Recorded data:
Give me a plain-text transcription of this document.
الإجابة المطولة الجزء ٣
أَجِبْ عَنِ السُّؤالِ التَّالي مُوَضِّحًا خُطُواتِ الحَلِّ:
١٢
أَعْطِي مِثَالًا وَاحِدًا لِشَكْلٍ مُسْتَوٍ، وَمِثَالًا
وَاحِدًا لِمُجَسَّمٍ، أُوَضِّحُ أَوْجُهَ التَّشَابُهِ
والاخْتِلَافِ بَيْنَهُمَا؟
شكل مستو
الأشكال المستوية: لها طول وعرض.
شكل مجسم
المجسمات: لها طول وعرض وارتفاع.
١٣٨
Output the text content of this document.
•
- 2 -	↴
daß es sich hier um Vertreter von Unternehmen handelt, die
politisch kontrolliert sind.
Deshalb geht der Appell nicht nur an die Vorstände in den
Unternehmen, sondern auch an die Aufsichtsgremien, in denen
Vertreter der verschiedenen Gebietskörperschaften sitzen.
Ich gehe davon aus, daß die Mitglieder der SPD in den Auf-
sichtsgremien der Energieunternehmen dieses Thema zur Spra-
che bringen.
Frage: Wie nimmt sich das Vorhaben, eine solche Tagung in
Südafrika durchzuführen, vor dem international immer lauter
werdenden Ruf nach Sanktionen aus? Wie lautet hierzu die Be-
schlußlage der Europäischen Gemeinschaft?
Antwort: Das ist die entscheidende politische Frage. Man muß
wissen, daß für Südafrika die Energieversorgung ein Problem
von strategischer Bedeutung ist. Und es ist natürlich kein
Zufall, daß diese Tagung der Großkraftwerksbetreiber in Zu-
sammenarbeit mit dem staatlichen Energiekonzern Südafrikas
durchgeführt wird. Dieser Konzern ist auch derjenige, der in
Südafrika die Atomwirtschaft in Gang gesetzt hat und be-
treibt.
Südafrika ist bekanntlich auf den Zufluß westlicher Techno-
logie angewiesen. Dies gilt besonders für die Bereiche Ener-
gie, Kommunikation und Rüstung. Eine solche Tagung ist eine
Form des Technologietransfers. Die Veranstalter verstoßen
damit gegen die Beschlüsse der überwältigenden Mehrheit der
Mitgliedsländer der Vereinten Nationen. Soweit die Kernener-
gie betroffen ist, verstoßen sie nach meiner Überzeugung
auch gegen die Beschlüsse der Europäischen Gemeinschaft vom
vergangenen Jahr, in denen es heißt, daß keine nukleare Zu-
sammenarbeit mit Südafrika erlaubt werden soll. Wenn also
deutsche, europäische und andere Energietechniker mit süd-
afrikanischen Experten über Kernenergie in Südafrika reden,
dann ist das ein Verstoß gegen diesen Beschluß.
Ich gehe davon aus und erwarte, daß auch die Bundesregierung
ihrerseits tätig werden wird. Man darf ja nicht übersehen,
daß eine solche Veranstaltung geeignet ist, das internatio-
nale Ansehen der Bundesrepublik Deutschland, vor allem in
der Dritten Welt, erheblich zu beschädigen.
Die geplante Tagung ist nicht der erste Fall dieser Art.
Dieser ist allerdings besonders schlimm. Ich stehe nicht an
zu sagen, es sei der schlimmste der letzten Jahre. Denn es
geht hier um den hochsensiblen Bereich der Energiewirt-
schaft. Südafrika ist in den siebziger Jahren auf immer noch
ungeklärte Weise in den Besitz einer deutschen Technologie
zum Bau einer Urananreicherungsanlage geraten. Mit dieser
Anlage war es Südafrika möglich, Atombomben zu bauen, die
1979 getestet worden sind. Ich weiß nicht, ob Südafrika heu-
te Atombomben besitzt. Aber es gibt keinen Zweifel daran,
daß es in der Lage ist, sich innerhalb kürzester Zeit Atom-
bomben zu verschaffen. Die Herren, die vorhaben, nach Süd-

*Set problem*:
Copy the material above verbatim.

*Response below*:
Give me a plain-text transcription of this document.
الإجابة المطولة الجزء ٣
أَجِبْ عَنِ السُّؤالِ التَّالي مُوَضِّحًا خُطُواتِ الحَلِّ:
١٢
أَعْطِي مِثَالًا وَاحِدًا لِشَكْلٍ مُسْتَوٍ، وَمِثَالًا
وَاحِدًا لِمُجَسَّمٍ، أُوَضِّحُ أَوْجُهَ التَّشَابُهِ
والاخْتِلَافِ بَيْنَهُمَا؟
شكل مستو
الأشكال المستوية: لها طول وعرض.
شكل مجسم
المجسمات: لها طول وعرض وارتفاع.
١٣٨
Output the text content of this document.
•
- 2 -	↴
daß es sich hier um Vertreter von Unternehmen handelt, die
politisch kontrolliert sind.
Deshalb geht der Appell nicht nur an die Vorstände in den
Unternehmen, sondern auch an die Aufsichtsgremien, in denen
Vertreter der verschiedenen Gebietskörperschaften sitzen.
Ich gehe davon aus, daß die Mitglieder der SPD in den Auf-
sichtsgremien der Energieunternehmen dieses Thema zur Spra-
che bringen.
Frage: Wie nimmt sich das Vorhaben, eine solche Tagung in
Südafrika durchzuführen, vor dem international immer lauter
werdenden Ruf nach Sanktionen aus? Wie lautet hierzu die Be-
schlußlage der Europäischen Gemeinschaft?
Antwort: Das ist die entscheidende politische Frage. Man muß
wissen, daß für Südafrika die Energieversorgung ein Problem
von strategischer Bedeutung ist. Und es ist natürlich kein
Zufall, daß diese Tagung der Großkraftwerksbetreiber in Zu-
sammenarbeit mit dem staatlichen Energiekonzern Südafrikas
durchgeführt wird. Dieser Konzern ist auch derjenige, der in
Südafrika die Atomwirtschaft in Gang gesetzt hat und be-
treibt.
Südafrika ist bekanntlich auf den Zufluß westlicher Techno-
logie angewiesen. Dies gilt besonders für die Bereiche Ener-
gie, Kommunikation und Rüstung. Eine solche Tagung ist eine
Form des Technologietransfers. Die Veranstalter verstoßen
damit gegen die Beschlüsse der überwältigenden Mehrheit der
Mitgliedsländer der Vereinten Nationen. Soweit die Kernener-
gie betroffen ist, verstoßen sie nach meiner Überzeugung
auch gegen die Beschlüsse der Europäischen Gemeinschaft vom
vergangenen Jahr, in denen es heißt, daß keine nukleare Zu-
sammenarbeit mit Südafrika erlaubt werden soll. Wenn also
deutsche, europäische und andere Energietechniker mit süd-
afrikanischen Experten über Kernenergie in Südafrika reden,
dann ist das ein Verstoß gegen diesen Beschluß.
Ich gehe davon aus und erwarte, daß auch die Bundesregierung
ihrerseits tätig werden wird. Man darf ja nicht übersehen,
daß eine solche Veranstaltung geeignet ist, das internatio-
nale Ansehen der Bundesrepublik Deutschland, vor allem in
der Dritten Welt, erheblich zu beschädigen.
Die geplante Tagung ist nicht der erste Fall dieser Art.
Dieser ist allerdings besonders schlimm. Ich stehe nicht an
zu sagen, es sei der schlimmste der letzten Jahre. Denn es
geht hier um den hochsensiblen Bereich der Energiewirt-
schaft. Südafrika ist in den siebziger Jahren auf immer noch
ungeklärte Weise in den Besitz einer deutschen Technologie
zum Bau einer Urananreicherungsanlage geraten. Mit dieser
Anlage war es Südafrika möglich, Atombomben zu bauen, die
1979 getestet worden sind. Ich weiß nicht, ob Südafrika heu-
te Atombomben besitzt. Aber es gibt keinen Zweifel daran,
daß es in der Lage ist, sich innerhalb kürzester Zeit Atom-
bomben zu verschaffen. Die Herren, die vorhaben, nach Süd-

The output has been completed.